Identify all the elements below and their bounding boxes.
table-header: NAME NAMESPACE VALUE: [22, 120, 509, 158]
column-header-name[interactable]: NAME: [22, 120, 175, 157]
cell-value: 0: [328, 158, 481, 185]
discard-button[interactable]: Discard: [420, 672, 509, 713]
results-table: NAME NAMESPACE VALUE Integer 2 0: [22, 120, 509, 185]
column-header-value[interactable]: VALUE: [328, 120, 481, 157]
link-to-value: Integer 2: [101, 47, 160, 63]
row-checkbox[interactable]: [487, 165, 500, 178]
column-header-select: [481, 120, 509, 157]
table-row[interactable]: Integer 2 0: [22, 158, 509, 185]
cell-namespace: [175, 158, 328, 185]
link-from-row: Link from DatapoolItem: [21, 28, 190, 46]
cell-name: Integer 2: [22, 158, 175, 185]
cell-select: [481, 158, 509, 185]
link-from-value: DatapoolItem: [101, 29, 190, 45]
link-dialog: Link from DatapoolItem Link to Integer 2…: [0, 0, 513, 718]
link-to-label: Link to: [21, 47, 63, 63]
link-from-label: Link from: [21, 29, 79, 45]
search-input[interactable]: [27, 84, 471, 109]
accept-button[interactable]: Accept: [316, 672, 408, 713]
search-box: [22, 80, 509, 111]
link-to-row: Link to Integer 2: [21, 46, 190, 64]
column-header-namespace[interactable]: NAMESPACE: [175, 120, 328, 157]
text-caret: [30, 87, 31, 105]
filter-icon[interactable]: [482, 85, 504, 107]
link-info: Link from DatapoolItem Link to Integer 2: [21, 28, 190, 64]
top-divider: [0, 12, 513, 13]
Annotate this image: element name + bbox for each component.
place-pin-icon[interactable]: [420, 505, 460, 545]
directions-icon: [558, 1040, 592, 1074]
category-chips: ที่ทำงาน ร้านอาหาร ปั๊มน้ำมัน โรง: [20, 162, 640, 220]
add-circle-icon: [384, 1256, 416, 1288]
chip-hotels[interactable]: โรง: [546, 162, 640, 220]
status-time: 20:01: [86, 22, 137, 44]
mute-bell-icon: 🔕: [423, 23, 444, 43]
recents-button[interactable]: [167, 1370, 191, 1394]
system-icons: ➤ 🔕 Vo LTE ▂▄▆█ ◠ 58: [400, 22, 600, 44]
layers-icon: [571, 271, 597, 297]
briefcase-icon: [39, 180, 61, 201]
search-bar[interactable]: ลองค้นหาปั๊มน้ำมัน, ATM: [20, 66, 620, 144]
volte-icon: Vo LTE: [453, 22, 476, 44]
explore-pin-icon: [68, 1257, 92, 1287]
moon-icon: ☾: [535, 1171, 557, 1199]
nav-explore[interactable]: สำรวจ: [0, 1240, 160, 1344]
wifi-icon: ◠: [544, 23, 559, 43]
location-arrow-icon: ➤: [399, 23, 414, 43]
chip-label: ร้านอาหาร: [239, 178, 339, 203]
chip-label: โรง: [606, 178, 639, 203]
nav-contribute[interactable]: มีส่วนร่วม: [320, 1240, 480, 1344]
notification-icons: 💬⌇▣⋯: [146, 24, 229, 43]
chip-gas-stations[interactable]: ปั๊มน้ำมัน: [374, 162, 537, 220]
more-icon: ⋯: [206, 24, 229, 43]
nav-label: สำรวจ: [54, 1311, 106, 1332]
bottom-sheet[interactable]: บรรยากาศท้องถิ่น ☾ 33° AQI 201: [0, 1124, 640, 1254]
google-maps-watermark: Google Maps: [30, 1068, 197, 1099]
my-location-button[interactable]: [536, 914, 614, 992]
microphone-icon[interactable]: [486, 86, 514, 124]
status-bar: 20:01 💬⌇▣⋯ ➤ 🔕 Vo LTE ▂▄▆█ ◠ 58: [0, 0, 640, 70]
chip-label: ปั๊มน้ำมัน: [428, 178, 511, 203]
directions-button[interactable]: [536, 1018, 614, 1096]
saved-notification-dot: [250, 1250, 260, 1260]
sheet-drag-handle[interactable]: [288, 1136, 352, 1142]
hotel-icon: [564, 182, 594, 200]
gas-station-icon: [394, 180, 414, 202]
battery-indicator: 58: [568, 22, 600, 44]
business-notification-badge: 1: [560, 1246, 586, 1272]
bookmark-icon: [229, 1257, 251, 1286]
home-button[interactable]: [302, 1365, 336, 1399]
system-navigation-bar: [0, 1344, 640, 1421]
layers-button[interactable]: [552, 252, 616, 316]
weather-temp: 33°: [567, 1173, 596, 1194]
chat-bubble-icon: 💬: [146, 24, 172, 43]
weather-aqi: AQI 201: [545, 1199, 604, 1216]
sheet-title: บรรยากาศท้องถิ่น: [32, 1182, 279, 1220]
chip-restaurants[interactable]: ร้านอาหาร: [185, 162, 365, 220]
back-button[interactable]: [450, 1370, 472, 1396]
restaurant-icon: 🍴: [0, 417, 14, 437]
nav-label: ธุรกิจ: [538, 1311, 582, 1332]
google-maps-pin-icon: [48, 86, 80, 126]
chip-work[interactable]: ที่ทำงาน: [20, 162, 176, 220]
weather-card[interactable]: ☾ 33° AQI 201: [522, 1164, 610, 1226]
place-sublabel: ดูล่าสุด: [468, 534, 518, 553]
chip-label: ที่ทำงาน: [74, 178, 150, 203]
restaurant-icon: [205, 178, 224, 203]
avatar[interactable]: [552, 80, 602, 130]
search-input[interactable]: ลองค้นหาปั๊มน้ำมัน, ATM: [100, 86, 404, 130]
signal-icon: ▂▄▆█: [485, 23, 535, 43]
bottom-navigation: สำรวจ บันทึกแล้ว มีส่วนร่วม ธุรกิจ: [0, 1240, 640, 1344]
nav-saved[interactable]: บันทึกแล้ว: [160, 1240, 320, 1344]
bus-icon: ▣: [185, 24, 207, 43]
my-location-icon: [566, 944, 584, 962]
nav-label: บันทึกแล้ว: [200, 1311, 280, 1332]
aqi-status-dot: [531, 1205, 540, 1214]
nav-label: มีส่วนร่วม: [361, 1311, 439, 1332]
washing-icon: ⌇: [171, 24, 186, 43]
* * *
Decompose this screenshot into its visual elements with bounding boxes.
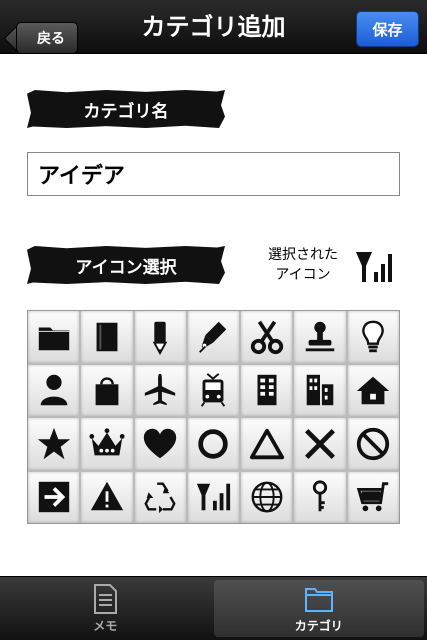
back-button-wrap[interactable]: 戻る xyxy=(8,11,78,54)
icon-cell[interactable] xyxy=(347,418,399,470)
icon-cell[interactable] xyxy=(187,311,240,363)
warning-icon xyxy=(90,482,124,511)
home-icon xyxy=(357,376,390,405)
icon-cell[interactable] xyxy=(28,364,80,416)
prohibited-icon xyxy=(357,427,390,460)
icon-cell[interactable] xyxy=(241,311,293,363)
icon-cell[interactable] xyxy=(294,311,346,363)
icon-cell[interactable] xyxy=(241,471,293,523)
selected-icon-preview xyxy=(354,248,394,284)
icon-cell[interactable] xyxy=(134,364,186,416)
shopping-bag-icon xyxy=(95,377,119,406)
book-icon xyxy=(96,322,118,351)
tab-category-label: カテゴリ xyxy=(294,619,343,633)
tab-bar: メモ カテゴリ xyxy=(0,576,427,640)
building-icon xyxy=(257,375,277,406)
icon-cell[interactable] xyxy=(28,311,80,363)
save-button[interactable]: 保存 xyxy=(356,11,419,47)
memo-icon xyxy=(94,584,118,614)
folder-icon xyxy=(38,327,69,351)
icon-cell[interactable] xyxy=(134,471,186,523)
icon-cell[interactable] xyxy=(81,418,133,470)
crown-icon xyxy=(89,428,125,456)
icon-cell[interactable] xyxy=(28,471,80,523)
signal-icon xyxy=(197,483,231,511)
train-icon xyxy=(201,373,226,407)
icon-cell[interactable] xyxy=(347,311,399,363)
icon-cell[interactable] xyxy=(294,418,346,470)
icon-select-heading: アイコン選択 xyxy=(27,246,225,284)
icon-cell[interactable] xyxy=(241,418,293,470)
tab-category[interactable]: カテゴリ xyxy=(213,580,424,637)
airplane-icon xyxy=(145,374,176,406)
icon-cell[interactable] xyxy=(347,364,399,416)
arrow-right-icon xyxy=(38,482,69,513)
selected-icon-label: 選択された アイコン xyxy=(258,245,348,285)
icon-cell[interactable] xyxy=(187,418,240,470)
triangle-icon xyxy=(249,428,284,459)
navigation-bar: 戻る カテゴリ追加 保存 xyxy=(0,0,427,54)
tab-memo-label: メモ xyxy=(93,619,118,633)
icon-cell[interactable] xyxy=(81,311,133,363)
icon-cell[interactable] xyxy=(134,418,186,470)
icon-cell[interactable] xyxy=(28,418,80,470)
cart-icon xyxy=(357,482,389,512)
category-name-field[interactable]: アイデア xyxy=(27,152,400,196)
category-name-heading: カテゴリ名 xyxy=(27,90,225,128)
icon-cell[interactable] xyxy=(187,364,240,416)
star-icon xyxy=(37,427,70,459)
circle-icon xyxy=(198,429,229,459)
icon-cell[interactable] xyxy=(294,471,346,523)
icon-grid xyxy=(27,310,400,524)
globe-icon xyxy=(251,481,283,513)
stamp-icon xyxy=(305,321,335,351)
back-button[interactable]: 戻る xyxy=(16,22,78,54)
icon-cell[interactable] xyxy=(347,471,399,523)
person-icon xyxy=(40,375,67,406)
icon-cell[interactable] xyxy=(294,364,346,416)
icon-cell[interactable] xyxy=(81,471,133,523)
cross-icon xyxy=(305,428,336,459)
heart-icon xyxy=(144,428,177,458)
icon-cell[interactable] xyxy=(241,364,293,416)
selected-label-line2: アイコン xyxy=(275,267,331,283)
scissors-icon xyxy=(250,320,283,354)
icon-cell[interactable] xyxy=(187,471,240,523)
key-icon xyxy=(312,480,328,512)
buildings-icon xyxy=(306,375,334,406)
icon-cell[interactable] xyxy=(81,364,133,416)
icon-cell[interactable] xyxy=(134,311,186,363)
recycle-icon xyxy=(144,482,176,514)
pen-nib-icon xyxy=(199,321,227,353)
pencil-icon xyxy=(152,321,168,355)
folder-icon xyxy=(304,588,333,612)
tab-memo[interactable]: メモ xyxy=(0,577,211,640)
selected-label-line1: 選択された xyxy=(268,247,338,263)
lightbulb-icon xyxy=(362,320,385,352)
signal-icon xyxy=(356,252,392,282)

### TASK
Put the record lines between the one holding "back-button-wrap[interactable]: 戻る xyxy=(8,11,78,54)" and the one holding "save-button[interactable]: 保存 xyxy=(356,11,419,47)", inclusive, into a Markdown table with the columns Row and Line, numbering each row and skipping blank lines.

### RESULT OF THIS EXERCISE
| Row | Line |
|---|---|
| 1 | back-button-wrap[interactable]: 戻る xyxy=(8,11,78,54) |
| 2 | icon-cell[interactable] xyxy=(347,418,399,470) |
| 3 | icon-cell[interactable] xyxy=(187,311,240,363) |
| 4 | warning-icon xyxy=(90,482,124,511) |
| 5 | home-icon xyxy=(357,376,390,405) |
| 6 | icon-cell[interactable] xyxy=(28,364,80,416) |
| 7 | prohibited-icon xyxy=(357,427,390,460) |
| 8 | icon-cell[interactable] xyxy=(241,311,293,363) |
| 9 | icon-cell[interactable] xyxy=(294,311,346,363) |
| 10 | icon-cell[interactable] xyxy=(241,471,293,523) |
| 11 | selected-icon-preview xyxy=(354,248,394,284) |
| 12 | icon-cell[interactable] xyxy=(134,364,186,416) |
| 13 | shopping-bag-icon xyxy=(95,377,119,406) |
| 14 | book-icon xyxy=(96,322,118,351) |
| 15 | tab-category-label: カテゴリ xyxy=(294,619,343,633) |
| 16 | tab-bar: メモ カテゴリ xyxy=(0,576,427,640) |
| 17 | building-icon xyxy=(257,375,277,406) |
| 18 | icon-cell[interactable] xyxy=(28,311,80,363) |
| 19 | save-button[interactable]: 保存 xyxy=(356,11,419,47) |